> **Exercise details**
Find every line in the records below that holds the word "this" and copy it.

> **Figure data in JSON**
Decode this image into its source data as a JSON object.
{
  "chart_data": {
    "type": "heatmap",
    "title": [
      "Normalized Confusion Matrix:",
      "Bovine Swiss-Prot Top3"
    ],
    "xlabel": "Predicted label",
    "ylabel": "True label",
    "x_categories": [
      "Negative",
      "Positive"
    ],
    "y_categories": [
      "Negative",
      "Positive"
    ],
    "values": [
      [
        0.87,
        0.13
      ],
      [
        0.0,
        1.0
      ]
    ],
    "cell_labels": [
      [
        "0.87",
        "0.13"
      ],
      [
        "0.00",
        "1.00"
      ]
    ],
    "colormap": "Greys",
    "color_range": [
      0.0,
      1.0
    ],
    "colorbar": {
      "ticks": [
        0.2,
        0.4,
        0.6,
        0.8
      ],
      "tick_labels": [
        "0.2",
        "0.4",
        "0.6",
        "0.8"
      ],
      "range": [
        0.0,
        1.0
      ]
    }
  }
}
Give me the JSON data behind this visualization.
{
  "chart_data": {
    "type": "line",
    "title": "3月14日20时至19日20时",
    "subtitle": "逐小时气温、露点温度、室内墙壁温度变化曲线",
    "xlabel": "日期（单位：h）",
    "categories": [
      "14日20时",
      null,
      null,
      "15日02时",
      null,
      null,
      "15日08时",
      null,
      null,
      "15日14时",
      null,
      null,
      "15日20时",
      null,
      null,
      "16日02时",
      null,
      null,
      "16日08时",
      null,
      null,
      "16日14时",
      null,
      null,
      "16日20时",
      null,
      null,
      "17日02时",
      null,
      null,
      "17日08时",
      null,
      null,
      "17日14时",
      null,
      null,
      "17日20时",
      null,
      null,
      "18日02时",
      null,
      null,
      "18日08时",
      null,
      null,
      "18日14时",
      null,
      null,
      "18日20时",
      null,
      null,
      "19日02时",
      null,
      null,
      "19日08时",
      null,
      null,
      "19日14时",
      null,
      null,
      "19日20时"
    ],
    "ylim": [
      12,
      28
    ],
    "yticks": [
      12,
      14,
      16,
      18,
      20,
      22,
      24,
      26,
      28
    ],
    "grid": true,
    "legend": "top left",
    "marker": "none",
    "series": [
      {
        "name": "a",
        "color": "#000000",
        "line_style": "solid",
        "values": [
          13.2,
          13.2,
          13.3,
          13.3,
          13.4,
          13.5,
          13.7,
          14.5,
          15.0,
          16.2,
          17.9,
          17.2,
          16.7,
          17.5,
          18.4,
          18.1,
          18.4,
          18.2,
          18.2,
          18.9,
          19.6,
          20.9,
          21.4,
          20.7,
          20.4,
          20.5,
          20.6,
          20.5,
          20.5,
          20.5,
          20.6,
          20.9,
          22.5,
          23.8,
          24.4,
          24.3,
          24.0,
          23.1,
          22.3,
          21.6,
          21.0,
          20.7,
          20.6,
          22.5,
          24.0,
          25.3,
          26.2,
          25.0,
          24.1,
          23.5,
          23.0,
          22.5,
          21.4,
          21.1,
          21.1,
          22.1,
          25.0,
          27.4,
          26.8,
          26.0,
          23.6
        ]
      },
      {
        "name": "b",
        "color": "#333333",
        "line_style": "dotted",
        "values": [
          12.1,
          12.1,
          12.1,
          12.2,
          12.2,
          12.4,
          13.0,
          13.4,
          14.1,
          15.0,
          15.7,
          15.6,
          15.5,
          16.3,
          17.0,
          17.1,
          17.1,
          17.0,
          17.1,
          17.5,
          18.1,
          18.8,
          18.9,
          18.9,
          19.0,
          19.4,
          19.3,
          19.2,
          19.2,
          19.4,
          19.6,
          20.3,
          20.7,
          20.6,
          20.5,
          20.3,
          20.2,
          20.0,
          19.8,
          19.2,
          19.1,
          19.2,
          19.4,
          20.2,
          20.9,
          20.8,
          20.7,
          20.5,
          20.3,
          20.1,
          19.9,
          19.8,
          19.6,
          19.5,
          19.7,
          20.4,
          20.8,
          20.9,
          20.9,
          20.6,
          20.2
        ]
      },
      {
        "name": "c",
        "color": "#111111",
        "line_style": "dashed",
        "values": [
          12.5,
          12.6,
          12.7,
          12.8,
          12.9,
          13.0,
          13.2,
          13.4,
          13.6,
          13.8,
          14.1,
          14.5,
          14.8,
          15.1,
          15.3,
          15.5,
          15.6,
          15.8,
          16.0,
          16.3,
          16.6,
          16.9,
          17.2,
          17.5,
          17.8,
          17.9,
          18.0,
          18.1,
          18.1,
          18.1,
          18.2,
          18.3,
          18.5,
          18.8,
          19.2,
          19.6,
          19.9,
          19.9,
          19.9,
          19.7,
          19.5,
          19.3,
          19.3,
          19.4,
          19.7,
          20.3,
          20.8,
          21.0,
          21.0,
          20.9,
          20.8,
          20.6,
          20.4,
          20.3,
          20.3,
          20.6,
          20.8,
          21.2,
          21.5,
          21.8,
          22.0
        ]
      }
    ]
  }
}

> **Written answer**
Decode this image into its source data as a JSON object.
Give me the JSON data behind this visualization.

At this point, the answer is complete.